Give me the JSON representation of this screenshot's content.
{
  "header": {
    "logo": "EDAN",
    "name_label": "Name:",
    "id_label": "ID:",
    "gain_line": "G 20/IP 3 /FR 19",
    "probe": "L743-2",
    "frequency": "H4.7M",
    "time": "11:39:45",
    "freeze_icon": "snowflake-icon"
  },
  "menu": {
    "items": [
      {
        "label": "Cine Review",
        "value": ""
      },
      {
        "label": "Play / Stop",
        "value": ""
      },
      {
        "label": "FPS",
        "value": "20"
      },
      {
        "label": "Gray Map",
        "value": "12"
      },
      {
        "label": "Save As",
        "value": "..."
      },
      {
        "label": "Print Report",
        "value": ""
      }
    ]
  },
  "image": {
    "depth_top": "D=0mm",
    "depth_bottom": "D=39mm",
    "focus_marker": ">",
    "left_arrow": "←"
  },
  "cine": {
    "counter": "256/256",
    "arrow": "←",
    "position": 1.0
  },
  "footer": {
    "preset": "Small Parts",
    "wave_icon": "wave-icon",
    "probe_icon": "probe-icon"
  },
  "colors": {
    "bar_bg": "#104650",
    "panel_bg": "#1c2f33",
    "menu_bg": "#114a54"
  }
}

+ + + + + + +

> _Problem statement_:
Your task is to repeat every line exactly.

> _Written solution_:
Give me the JSON representation of this screenshot's content.
{
  "header": {
    "logo": "EDAN",
    "name_label": "Name:",
    "id_label": "ID:",
    "gain_line": "G 20/IP 3 /FR 19",
    "probe": "L743-2",
    "frequency": "H4.7M",
    "time": "11:39:45",
    "freeze_icon": "snowflake-icon"
  },
  "menu": {
    "items": [
      {
        "label": "Cine Review",
        "value": ""
      },
      {
        "label": "Play / Stop",
        "value": ""
      },
      {
        "label": "FPS",
        "value": "20"
      },
      {
        "label": "Gray Map",
        "value": "12"
      },
      {
        "label": "Save As",
        "value": "..."
      },
      {
        "label": "Print Report",
        "value": ""
      }
    ]
  },
  "image": {
    "depth_top": "D=0mm",
    "depth_bottom": "D=39mm",
    "focus_marker": ">",
    "left_arrow": "←"
  },
  "cine": {
    "counter": "256/256",
    "arrow": "←",
    "position": 1.0
  },
  "footer": {
    "preset": "Small Parts",
    "wave_icon": "wave-icon",
    "probe_icon": "probe-icon"
  },
  "colors": {
    "bar_bg": "#104650",
    "panel_bg": "#1c2f33",
    "menu_bg": "#114a54"
  }
}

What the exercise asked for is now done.